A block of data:
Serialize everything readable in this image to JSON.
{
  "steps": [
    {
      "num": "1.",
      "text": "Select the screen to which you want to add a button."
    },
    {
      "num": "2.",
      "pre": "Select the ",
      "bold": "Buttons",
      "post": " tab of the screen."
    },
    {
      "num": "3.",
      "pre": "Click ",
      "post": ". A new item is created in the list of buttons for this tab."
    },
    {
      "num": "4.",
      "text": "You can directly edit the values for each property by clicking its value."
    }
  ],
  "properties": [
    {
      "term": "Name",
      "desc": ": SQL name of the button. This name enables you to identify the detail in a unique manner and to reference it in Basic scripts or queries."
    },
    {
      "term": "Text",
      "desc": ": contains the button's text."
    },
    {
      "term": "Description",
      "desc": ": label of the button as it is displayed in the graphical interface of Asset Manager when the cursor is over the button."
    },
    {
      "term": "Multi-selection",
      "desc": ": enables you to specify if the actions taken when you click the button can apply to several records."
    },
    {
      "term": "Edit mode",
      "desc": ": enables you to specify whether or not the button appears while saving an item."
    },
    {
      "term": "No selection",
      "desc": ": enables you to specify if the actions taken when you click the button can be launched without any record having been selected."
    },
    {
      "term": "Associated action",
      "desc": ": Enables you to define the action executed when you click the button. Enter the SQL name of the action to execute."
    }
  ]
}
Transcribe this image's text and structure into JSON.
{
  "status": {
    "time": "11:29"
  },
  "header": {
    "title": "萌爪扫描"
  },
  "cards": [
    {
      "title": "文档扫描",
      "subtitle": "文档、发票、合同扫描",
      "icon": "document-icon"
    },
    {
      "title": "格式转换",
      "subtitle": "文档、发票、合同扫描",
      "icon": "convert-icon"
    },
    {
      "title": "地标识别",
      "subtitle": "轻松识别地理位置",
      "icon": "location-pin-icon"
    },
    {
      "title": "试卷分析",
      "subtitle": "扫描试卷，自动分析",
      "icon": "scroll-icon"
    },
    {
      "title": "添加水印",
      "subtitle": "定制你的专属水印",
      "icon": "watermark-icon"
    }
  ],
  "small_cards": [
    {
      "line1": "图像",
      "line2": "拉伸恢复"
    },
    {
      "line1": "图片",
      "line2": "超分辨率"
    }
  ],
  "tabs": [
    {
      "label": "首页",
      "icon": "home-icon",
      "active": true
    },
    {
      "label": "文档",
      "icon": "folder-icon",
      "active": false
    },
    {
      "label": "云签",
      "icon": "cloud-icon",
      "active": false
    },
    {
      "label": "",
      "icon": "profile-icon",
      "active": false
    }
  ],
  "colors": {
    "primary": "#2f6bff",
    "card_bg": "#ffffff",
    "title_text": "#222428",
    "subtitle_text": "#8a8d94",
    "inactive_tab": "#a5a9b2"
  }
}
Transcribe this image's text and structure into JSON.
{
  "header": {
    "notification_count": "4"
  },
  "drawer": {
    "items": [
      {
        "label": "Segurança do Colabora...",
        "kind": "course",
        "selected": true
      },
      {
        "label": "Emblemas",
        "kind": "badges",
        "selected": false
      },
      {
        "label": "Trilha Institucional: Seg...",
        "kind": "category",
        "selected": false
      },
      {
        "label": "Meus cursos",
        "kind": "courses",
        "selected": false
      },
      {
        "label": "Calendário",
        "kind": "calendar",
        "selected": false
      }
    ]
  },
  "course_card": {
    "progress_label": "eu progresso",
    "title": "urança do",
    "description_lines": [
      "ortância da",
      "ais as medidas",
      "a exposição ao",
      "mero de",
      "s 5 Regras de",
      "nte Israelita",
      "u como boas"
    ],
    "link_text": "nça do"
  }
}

_JOB:_ Repeat the material from above exactly, word for word.

_FINAL RESULT:_
Serialize everything readable in this image to JSON.
{
  "steps": [
    {
      "num": "1.",
      "text": "Select the screen to which you want to add a button."
    },
    {
      "num": "2.",
      "pre": "Select the ",
      "bold": "Buttons",
      "post": " tab of the screen."
    },
    {
      "num": "3.",
      "pre": "Click ",
      "post": ". A new item is created in the list of buttons for this tab."
    },
    {
      "num": "4.",
      "text": "You can directly edit the values for each property by clicking its value."
    }
  ],
  "properties": [
    {
      "term": "Name",
      "desc": ": SQL name of the button. This name enables you to identify the detail in a unique manner and to reference it in Basic scripts or queries."
    },
    {
      "term": "Text",
      "desc": ": contains the button's text."
    },
    {
      "term": "Description",
      "desc": ": label of the button as it is displayed in the graphical interface of Asset Manager when the cursor is over the button."
    },
    {
      "term": "Multi-selection",
      "desc": ": enables you to specify if the actions taken when you click the button can apply to several records."
    },
    {
      "term": "Edit mode",
      "desc": ": enables you to specify whether or not the button appears while saving an item."
    },
    {
      "term": "No selection",
      "desc": ": enables you to specify if the actions taken when you click the button can be launched without any record having been selected."
    },
    {
      "term": "Associated action",
      "desc": ": Enables you to define the action executed when you click the button. Enter the SQL name of the action to execute."
    }
  ]
}
Transcribe this image's text and structure into JSON.
{
  "status": {
    "time": "11:29"
  },
  "header": {
    "title": "萌爪扫描"
  },
  "cards": [
    {
      "title": "文档扫描",
      "subtitle": "文档、发票、合同扫描",
      "icon": "document-icon"
    },
    {
      "title": "格式转换",
      "subtitle": "文档、发票、合同扫描",
      "icon": "convert-icon"
    },
    {
      "title": "地标识别",
      "subtitle": "轻松识别地理位置",
      "icon": "location-pin-icon"
    },
    {
      "title": "试卷分析",
      "subtitle": "扫描试卷，自动分析",
      "icon": "scroll-icon"
    },
    {
      "title": "添加水印",
      "subtitle": "定制你的专属水印",
      "icon": "watermark-icon"
    }
  ],
  "small_cards": [
    {
      "line1": "图像",
      "line2": "拉伸恢复"
    },
    {
      "line1": "图片",
      "line2": "超分辨率"
    }
  ],
  "tabs": [
    {
      "label": "首页",
      "icon": "home-icon",
      "active": true
    },
    {
      "label": "文档",
      "icon": "folder-icon",
      "active": false
    },
    {
      "label": "云签",
      "icon": "cloud-icon",
      "active": false
    },
    {
      "label": "",
      "icon": "profile-icon",
      "active": false
    }
  ],
  "colors": {
    "primary": "#2f6bff",
    "card_bg": "#ffffff",
    "title_text": "#222428",
    "subtitle_text": "#8a8d94",
    "inactive_tab": "#a5a9b2"
  }
}
Transcribe this image's text and structure into JSON.
{
  "header": {
    "notification_count": "4"
  },
  "drawer": {
    "items": [
      {
        "label": "Segurança do Colabora...",
        "kind": "course",
        "selected": true
      },
      {
        "label": "Emblemas",
        "kind": "badges",
        "selected": false
      },
      {
        "label": "Trilha Institucional: Seg...",
        "kind": "category",
        "selected": false
      },
      {
        "label": "Meus cursos",
        "kind": "courses",
        "selected": false
      },
      {
        "label": "Calendário",
        "kind": "calendar",
        "selected": false
      }
    ]
  },
  "course_card": {
    "progress_label": "eu progresso",
    "title": "urança do",
    "description_lines": [
      "ortância da",
      "ais as medidas",
      "a exposição ao",
      "mero de",
      "s 5 Regras de",
      "nte Israelita",
      "u como boas"
    ],
    "link_text": "nça do"
  }
}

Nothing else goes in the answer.